▶ To be done:
Lines containing the word "ylabel" are to be counted; state their number and nothing further.

=== Data provided ===

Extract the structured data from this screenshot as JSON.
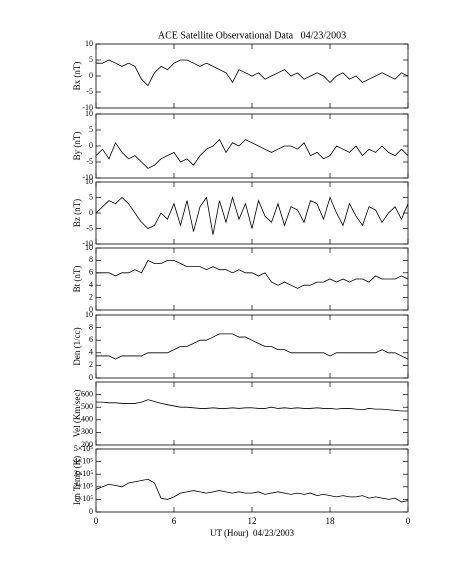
{
  "chart_data": [
    {
      "type": "line",
      "title": "ACE Satellite Observational Data   04/23/2003",
      "ylabel": "Bx (nT)",
      "color": "#000000",
      "x": [
        0,
        0.5,
        1,
        1.5,
        2,
        2.5,
        3,
        3.5,
        4,
        4.5,
        5,
        5.5,
        6,
        6.5,
        7,
        7.5,
        8,
        8.5,
        9,
        9.5,
        10,
        10.5,
        11,
        11.5,
        12,
        12.5,
        13,
        13.5,
        14,
        14.5,
        15,
        15.5,
        16,
        16.5,
        17,
        17.5,
        18,
        18.5,
        19,
        19.5,
        20,
        20.5,
        21,
        21.5,
        22,
        22.5,
        23,
        23.5,
        24
      ],
      "values": [
        4,
        4,
        5,
        4,
        3,
        4,
        3,
        -1,
        -3,
        1,
        3,
        2,
        4,
        5,
        5,
        4,
        3,
        4,
        3,
        2,
        1,
        -2,
        2,
        1,
        0,
        1,
        -1,
        0,
        1,
        2,
        0,
        1,
        -1,
        0,
        1,
        0,
        -2,
        0,
        1,
        -1,
        0,
        -2,
        -1,
        0,
        1,
        0,
        -1,
        1,
        0
      ],
      "xlim": [
        0,
        24
      ],
      "xticks": [
        0,
        6,
        12,
        18,
        {
          "value": 24,
          "label": "0"
        }
      ],
      "ylim": [
        -10,
        10
      ],
      "yticks": [
        -10,
        -5,
        0,
        5,
        10
      ]
    },
    {
      "type": "line",
      "ylabel": "By (nT)",
      "color": "#000000",
      "x": [
        0,
        0.5,
        1,
        1.5,
        2,
        2.5,
        3,
        3.5,
        4,
        4.5,
        5,
        5.5,
        6,
        6.5,
        7,
        7.5,
        8,
        8.5,
        9,
        9.5,
        10,
        10.5,
        11,
        11.5,
        12,
        12.5,
        13,
        13.5,
        14,
        14.5,
        15,
        15.5,
        16,
        16.5,
        17,
        17.5,
        18,
        18.5,
        19,
        19.5,
        20,
        20.5,
        21,
        21.5,
        22,
        22.5,
        23,
        23.5,
        24
      ],
      "values": [
        -3,
        -1,
        -4,
        1,
        -2,
        -4,
        -3,
        -5,
        -7,
        -6,
        -4,
        -3,
        -2,
        -5,
        -4,
        -6,
        -3,
        -1,
        0,
        2,
        -2,
        1,
        0,
        2,
        1,
        0,
        -1,
        -2,
        -1,
        0,
        0,
        -1,
        1,
        -3,
        -2,
        -4,
        -3,
        0,
        -1,
        -2,
        0,
        -3,
        -1,
        -2,
        0,
        -2,
        -3,
        -1,
        -3
      ],
      "xlim": [
        0,
        24
      ],
      "xticks": [
        0,
        6,
        12,
        18,
        {
          "value": 24,
          "label": "0"
        }
      ],
      "ylim": [
        -10,
        10
      ],
      "yticks": [
        -10,
        -5,
        0,
        5,
        10
      ]
    },
    {
      "type": "line",
      "ylabel": "Bz (nT)",
      "color": "#000000",
      "x": [
        0,
        0.5,
        1,
        1.5,
        2,
        2.5,
        3,
        3.5,
        4,
        4.5,
        5,
        5.5,
        6,
        6.5,
        7,
        7.5,
        8,
        8.5,
        9,
        9.5,
        10,
        10.5,
        11,
        11.5,
        12,
        12.5,
        13,
        13.5,
        14,
        14.5,
        15,
        15.5,
        16,
        16.5,
        17,
        17.5,
        18,
        18.5,
        19,
        19.5,
        20,
        20.5,
        21,
        21.5,
        22,
        22.5,
        23,
        23.5,
        24
      ],
      "values": [
        0,
        2,
        4,
        3,
        5,
        3,
        0,
        -3,
        -5,
        -4,
        0,
        -2,
        3,
        -4,
        4,
        -6,
        2,
        5,
        -7,
        4,
        -3,
        5,
        -2,
        3,
        -5,
        4,
        -1,
        -3,
        3,
        -4,
        2,
        1,
        -3,
        4,
        3,
        -2,
        5,
        0,
        -4,
        3,
        -1,
        -4,
        2,
        1,
        -3,
        0,
        2,
        -2,
        3
      ],
      "xlim": [
        0,
        24
      ],
      "xticks": [
        0,
        6,
        12,
        18,
        {
          "value": 24,
          "label": "0"
        }
      ],
      "ylim": [
        -10,
        10
      ],
      "yticks": [
        -10,
        -5,
        0,
        5,
        10
      ]
    },
    {
      "type": "line",
      "ylabel": "Bt (nT)",
      "color": "#000000",
      "x": [
        0,
        0.5,
        1,
        1.5,
        2,
        2.5,
        3,
        3.5,
        4,
        4.5,
        5,
        5.5,
        6,
        6.5,
        7,
        7.5,
        8,
        8.5,
        9,
        9.5,
        10,
        10.5,
        11,
        11.5,
        12,
        12.5,
        13,
        13.5,
        14,
        14.5,
        15,
        15.5,
        16,
        16.5,
        17,
        17.5,
        18,
        18.5,
        19,
        19.5,
        20,
        20.5,
        21,
        21.5,
        22,
        22.5,
        23,
        23.5,
        24
      ],
      "values": [
        6,
        6,
        6,
        5.5,
        6,
        6,
        6.5,
        6,
        8,
        7.5,
        7.5,
        8,
        8,
        7.5,
        7,
        7,
        7,
        6.5,
        7,
        6.5,
        6.5,
        6,
        6.5,
        6,
        6,
        5.5,
        6,
        4.5,
        4,
        4.5,
        4,
        3.5,
        4,
        4,
        4.5,
        4.5,
        5,
        4.5,
        5,
        4.5,
        5,
        5,
        4.5,
        5.5,
        5,
        5,
        5,
        5.5,
        5
      ],
      "xlim": [
        0,
        24
      ],
      "xticks": [
        0,
        6,
        12,
        18,
        {
          "value": 24,
          "label": "0"
        }
      ],
      "ylim": [
        0,
        10
      ],
      "yticks": [
        0,
        2,
        4,
        6,
        8,
        10
      ]
    },
    {
      "type": "line",
      "ylabel": "Den (1/cc)",
      "color": "#000000",
      "x": [
        0,
        0.5,
        1,
        1.5,
        2,
        2.5,
        3,
        3.5,
        4,
        4.5,
        5,
        5.5,
        6,
        6.5,
        7,
        7.5,
        8,
        8.5,
        9,
        9.5,
        10,
        10.5,
        11,
        11.5,
        12,
        12.5,
        13,
        13.5,
        14,
        14.5,
        15,
        15.5,
        16,
        16.5,
        17,
        17.5,
        18,
        18.5,
        19,
        19.5,
        20,
        20.5,
        21,
        21.5,
        22,
        22.5,
        23,
        23.5,
        24
      ],
      "values": [
        3.5,
        3.5,
        3.5,
        3,
        3.5,
        3.5,
        3.5,
        3.5,
        4,
        4,
        4,
        4,
        4.5,
        5,
        5,
        5.5,
        6,
        6,
        6.5,
        7,
        7,
        7,
        6.5,
        6.5,
        6,
        5.5,
        5,
        5,
        4.5,
        4.5,
        4,
        4,
        4,
        4,
        4,
        4,
        3.5,
        4,
        4,
        4,
        4,
        4,
        4,
        4,
        4.5,
        4,
        4,
        3.5,
        3
      ],
      "xlim": [
        0,
        24
      ],
      "xticks": [
        0,
        6,
        12,
        18,
        {
          "value": 24,
          "label": "0"
        }
      ],
      "ylim": [
        0,
        10
      ],
      "yticks": [
        0,
        2,
        4,
        6,
        8,
        10
      ]
    },
    {
      "type": "line",
      "ylabel": "Vel (Km/sec)",
      "color": "#000000",
      "x": [
        0,
        0.5,
        1,
        1.5,
        2,
        2.5,
        3,
        3.5,
        4,
        4.5,
        5,
        5.5,
        6,
        6.5,
        7,
        7.5,
        8,
        8.5,
        9,
        9.5,
        10,
        10.5,
        11,
        11.5,
        12,
        12.5,
        13,
        13.5,
        14,
        14.5,
        15,
        15.5,
        16,
        16.5,
        17,
        17.5,
        18,
        18.5,
        19,
        19.5,
        20,
        20.5,
        21,
        21.5,
        22,
        22.5,
        23,
        23.5,
        24
      ],
      "values": [
        540,
        540,
        535,
        535,
        530,
        530,
        530,
        540,
        560,
        545,
        530,
        520,
        510,
        500,
        500,
        495,
        490,
        490,
        495,
        490,
        490,
        495,
        490,
        495,
        495,
        490,
        490,
        500,
        490,
        495,
        490,
        495,
        490,
        490,
        495,
        490,
        490,
        485,
        490,
        490,
        485,
        480,
        490,
        485,
        485,
        480,
        475,
        470,
        470
      ],
      "xlim": [
        0,
        24
      ],
      "xticks": [
        0,
        6,
        12,
        18,
        {
          "value": 24,
          "label": "0"
        }
      ],
      "ylim": [
        200,
        700
      ],
      "yticks": [
        200,
        300,
        400,
        500,
        600
      ]
    },
    {
      "type": "line",
      "ylabel": "Ion Temp (K)",
      "xlabel": "UT (Hour)  04/23/2003",
      "color": "#000000",
      "x": [
        0,
        0.5,
        1,
        1.5,
        2,
        2.5,
        3,
        3.5,
        4,
        4.5,
        5,
        5.5,
        6,
        6.5,
        7,
        7.5,
        8,
        8.5,
        9,
        9.5,
        10,
        10.5,
        11,
        11.5,
        12,
        12.5,
        13,
        13.5,
        14,
        14.5,
        15,
        15.5,
        16,
        16.5,
        17,
        17.5,
        18,
        18.5,
        19,
        19.5,
        20,
        20.5,
        21,
        21.5,
        22,
        22.5,
        23,
        23.5,
        24
      ],
      "values": [
        180000,
        200000,
        220000,
        210000,
        200000,
        230000,
        240000,
        250000,
        260000,
        230000,
        110000,
        100000,
        120000,
        150000,
        160000,
        170000,
        160000,
        150000,
        160000,
        170000,
        160000,
        150000,
        160000,
        150000,
        150000,
        160000,
        140000,
        150000,
        160000,
        150000,
        140000,
        150000,
        140000,
        150000,
        130000,
        140000,
        130000,
        120000,
        130000,
        120000,
        120000,
        130000,
        110000,
        120000,
        110000,
        100000,
        110000,
        80000,
        90000
      ],
      "xlim": [
        0,
        24
      ],
      "xticks": [
        0,
        6,
        12,
        18,
        {
          "value": 24,
          "label": "0"
        }
      ],
      "ylim": [
        0,
        500000
      ],
      "yticks": [
        0,
        {
          "value": 100000,
          "label": "1×10⁵"
        },
        {
          "value": 200000,
          "label": "2×10⁵"
        },
        {
          "value": 300000,
          "label": "3×10⁵"
        },
        {
          "value": 400000,
          "label": "4×10⁵"
        },
        {
          "value": 500000,
          "label": "5×10⁵"
        }
      ]
    }
  ]
}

===

▶ Full output:
7